(Stated task) Print the records again, character for character.

##### Exercise data #####

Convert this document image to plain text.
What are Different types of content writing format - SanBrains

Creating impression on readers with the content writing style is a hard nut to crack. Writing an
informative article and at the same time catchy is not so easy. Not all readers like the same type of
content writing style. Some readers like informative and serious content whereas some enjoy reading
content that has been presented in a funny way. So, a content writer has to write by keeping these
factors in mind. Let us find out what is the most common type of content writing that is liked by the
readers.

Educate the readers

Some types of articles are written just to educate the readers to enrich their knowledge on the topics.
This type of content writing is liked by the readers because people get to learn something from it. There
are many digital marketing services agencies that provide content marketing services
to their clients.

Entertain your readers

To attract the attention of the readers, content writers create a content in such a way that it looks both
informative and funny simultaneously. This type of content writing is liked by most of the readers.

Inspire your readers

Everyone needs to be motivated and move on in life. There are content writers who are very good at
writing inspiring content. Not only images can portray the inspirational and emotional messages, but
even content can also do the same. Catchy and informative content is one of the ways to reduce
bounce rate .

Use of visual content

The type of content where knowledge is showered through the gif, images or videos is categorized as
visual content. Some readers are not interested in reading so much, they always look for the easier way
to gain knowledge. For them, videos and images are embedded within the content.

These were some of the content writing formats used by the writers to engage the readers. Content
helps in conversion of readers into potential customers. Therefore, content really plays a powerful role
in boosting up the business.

#####

(Response to the task)
Convert this document image to plain text.
What are Different types of content writing format - SanBrains

Creating impression on readers with the content writing style is a hard nut to crack. Writing an
informative article and at the same time catchy is not so easy. Not all readers like the same type of
content writing style. Some readers like informative and serious content whereas some enjoy reading
content that has been presented in a funny way. So, a content writer has to write by keeping these
factors in mind. Let us find out what is the most common type of content writing that is liked by the
readers.

Educate the readers

Some types of articles are written just to educate the readers to enrich their knowledge on the topics.
This type of content writing is liked by the readers because people get to learn something from it. There
are many digital marketing services agencies that provide content marketing services
to their clients.

Entertain your readers

To attract the attention of the readers, content writers create a content in such a way that it looks both
informative and funny simultaneously. This type of content writing is liked by most of the readers.

Inspire your readers

Everyone needs to be motivated and move on in life. There are content writers who are very good at
writing inspiring content. Not only images can portray the inspirational and emotional messages, but
even content can also do the same. Catchy and informative content is one of the ways to reduce
bounce rate .

Use of visual content

The type of content where knowledge is showered through the gif, images or videos is categorized as
visual content. Some readers are not interested in reading so much, they always look for the easier way
to gain knowledge. For them, videos and images are embedded within the content.

These were some of the content writing formats used by the writers to engage the readers. Content
helps in conversion of readers into potential customers. Therefore, content really plays a powerful role
in boosting up the business.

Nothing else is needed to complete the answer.